__What the task asks__. Go through the entries below and collect each line with the string "Tempat" in it.

__Records__.

#####

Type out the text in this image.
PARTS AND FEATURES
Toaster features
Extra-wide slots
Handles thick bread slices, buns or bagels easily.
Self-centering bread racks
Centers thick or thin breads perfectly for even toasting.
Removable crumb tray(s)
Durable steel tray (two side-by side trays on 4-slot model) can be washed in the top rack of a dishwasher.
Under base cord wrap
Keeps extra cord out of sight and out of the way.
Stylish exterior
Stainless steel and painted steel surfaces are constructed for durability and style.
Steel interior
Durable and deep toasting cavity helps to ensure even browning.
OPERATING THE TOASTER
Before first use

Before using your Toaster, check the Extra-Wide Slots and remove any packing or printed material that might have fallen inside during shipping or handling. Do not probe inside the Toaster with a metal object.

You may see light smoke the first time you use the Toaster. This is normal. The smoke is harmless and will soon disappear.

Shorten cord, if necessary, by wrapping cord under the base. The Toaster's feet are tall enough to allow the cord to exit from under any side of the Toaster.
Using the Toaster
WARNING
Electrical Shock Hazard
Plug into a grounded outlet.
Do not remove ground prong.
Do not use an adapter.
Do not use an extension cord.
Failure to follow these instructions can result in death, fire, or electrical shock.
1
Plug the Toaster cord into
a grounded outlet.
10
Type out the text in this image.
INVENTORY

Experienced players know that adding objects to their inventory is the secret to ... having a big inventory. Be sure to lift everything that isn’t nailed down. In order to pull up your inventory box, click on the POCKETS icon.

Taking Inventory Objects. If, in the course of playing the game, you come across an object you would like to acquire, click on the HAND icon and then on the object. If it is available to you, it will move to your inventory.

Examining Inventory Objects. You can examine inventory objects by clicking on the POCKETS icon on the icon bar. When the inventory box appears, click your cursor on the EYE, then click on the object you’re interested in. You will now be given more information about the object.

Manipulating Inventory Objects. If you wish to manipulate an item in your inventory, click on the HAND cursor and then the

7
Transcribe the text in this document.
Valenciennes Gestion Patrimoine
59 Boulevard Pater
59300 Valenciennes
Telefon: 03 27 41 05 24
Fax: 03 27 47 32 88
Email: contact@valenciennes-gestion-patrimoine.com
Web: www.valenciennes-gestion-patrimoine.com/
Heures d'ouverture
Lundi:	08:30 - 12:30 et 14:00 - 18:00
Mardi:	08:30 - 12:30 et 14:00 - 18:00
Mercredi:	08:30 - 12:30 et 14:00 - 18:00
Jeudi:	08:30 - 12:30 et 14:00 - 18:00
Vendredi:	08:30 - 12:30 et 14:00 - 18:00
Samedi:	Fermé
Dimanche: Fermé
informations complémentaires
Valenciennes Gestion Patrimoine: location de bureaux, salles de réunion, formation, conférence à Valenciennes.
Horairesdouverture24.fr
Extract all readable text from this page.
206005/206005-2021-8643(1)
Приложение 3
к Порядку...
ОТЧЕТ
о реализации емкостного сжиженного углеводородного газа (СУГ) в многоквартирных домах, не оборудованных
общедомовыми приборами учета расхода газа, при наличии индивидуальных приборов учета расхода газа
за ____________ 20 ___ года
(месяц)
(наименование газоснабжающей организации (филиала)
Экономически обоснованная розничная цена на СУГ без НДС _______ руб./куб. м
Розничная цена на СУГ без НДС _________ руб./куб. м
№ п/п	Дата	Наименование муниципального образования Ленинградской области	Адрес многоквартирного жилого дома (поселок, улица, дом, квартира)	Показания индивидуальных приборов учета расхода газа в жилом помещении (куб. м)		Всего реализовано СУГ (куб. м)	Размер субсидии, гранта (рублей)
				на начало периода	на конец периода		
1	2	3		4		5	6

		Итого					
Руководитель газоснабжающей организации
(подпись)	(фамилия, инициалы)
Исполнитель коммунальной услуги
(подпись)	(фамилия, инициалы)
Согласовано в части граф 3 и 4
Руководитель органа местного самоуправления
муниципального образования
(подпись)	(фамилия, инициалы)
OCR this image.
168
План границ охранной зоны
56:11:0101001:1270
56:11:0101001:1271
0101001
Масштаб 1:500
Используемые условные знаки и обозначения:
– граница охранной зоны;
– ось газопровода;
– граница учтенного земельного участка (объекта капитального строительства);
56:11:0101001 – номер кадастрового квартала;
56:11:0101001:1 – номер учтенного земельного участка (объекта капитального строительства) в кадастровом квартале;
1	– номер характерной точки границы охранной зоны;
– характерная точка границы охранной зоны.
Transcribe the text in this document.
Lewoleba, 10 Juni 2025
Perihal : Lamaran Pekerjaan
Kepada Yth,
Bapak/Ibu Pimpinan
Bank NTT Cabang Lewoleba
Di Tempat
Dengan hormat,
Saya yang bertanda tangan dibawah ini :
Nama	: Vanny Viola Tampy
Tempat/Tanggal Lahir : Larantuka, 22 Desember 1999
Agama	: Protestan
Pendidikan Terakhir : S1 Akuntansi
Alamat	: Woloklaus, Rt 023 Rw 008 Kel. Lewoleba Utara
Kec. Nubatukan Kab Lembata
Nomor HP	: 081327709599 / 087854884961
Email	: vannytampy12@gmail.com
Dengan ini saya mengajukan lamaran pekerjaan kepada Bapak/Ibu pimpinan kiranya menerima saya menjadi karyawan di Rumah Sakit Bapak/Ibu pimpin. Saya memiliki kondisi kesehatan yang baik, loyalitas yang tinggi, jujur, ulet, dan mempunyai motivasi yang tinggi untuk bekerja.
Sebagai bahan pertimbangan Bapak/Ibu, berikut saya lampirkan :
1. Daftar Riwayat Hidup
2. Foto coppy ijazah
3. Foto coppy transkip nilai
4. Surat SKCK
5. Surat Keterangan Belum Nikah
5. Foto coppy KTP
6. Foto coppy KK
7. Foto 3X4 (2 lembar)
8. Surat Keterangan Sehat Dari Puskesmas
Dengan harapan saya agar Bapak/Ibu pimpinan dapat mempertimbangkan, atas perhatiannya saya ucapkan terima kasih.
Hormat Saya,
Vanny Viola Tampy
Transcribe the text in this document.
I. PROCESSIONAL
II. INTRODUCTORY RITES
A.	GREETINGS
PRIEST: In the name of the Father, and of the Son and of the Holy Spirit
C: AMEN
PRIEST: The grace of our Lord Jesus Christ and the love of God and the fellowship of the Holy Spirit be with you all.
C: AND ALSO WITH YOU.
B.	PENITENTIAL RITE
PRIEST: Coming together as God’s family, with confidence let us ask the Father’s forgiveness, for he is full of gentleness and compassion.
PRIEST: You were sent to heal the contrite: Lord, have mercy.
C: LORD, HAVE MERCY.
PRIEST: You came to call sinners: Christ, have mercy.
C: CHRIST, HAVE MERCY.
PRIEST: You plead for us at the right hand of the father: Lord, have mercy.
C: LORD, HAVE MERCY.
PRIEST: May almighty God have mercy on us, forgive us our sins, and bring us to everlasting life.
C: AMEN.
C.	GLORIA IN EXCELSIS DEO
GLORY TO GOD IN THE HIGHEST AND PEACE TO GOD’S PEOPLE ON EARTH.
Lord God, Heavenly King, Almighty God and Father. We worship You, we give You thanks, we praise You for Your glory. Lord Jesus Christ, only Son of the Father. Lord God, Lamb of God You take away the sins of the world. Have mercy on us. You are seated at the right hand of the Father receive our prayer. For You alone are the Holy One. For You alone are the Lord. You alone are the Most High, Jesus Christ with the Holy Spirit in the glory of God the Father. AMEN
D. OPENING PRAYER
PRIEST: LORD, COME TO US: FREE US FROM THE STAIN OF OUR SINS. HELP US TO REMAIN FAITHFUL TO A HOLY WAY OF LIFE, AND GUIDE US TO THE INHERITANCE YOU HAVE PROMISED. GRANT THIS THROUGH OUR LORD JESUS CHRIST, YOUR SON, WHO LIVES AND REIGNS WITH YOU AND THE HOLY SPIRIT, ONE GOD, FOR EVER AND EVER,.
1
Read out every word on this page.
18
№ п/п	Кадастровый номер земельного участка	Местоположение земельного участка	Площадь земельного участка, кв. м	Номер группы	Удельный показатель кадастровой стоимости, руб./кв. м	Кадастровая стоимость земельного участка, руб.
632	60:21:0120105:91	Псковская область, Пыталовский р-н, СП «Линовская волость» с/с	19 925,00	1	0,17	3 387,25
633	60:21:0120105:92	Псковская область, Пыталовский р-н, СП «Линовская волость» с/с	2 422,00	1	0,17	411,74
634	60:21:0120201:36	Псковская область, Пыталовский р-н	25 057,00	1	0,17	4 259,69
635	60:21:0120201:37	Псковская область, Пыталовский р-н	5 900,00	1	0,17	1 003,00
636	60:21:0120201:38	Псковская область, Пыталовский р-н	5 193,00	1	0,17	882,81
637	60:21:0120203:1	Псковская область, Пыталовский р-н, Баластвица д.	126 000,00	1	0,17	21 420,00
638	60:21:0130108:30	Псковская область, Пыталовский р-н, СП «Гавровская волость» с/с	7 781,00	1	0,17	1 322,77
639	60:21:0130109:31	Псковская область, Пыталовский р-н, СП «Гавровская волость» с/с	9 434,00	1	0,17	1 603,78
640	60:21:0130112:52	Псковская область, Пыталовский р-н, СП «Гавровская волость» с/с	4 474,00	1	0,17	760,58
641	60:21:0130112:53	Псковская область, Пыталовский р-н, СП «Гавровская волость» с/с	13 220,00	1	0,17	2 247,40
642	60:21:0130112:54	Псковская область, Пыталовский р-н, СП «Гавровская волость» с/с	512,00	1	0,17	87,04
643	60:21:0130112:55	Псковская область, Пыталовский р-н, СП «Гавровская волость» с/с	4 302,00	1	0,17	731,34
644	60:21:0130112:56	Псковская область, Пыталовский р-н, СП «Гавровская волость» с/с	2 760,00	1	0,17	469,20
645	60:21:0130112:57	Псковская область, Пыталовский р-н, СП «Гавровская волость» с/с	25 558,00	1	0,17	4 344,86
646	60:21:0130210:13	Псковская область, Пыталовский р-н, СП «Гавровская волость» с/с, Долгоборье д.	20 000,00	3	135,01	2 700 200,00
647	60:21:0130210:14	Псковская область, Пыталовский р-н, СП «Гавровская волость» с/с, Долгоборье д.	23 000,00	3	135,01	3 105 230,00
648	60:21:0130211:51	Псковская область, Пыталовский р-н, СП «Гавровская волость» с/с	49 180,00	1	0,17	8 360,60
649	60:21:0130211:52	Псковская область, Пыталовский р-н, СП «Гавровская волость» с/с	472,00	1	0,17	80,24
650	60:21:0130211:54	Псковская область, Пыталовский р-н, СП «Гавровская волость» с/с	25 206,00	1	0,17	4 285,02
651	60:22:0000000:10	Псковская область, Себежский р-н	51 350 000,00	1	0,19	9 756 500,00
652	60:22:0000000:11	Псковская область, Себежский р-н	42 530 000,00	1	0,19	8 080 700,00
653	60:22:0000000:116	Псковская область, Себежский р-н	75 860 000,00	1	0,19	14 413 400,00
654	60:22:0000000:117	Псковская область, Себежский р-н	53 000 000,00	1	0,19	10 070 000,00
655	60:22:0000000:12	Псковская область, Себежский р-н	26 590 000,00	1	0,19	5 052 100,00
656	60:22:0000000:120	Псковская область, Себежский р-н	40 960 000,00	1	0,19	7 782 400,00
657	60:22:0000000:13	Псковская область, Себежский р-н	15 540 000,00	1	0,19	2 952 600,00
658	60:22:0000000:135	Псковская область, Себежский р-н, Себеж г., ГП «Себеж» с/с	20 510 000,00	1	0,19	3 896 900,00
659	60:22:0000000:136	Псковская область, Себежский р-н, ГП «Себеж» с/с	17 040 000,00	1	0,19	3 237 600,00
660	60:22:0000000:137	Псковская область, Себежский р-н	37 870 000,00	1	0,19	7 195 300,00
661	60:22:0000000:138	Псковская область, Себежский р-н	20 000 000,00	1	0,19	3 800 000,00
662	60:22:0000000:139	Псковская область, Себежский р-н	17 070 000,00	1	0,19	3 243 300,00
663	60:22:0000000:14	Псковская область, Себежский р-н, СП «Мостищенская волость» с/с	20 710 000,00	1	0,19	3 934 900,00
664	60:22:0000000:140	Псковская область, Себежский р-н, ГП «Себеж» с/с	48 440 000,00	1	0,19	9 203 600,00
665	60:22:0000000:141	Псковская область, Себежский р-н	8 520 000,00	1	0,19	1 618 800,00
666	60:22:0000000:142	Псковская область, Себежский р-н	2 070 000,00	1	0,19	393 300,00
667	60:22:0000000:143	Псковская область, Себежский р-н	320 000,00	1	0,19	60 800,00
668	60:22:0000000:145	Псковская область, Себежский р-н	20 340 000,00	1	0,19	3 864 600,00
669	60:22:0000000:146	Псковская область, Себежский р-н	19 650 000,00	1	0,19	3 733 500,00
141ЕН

#####

__Worked solution__.
Di Tempat
Tempat/Tanggal Lahir : Larantuka, 22 Desember 1999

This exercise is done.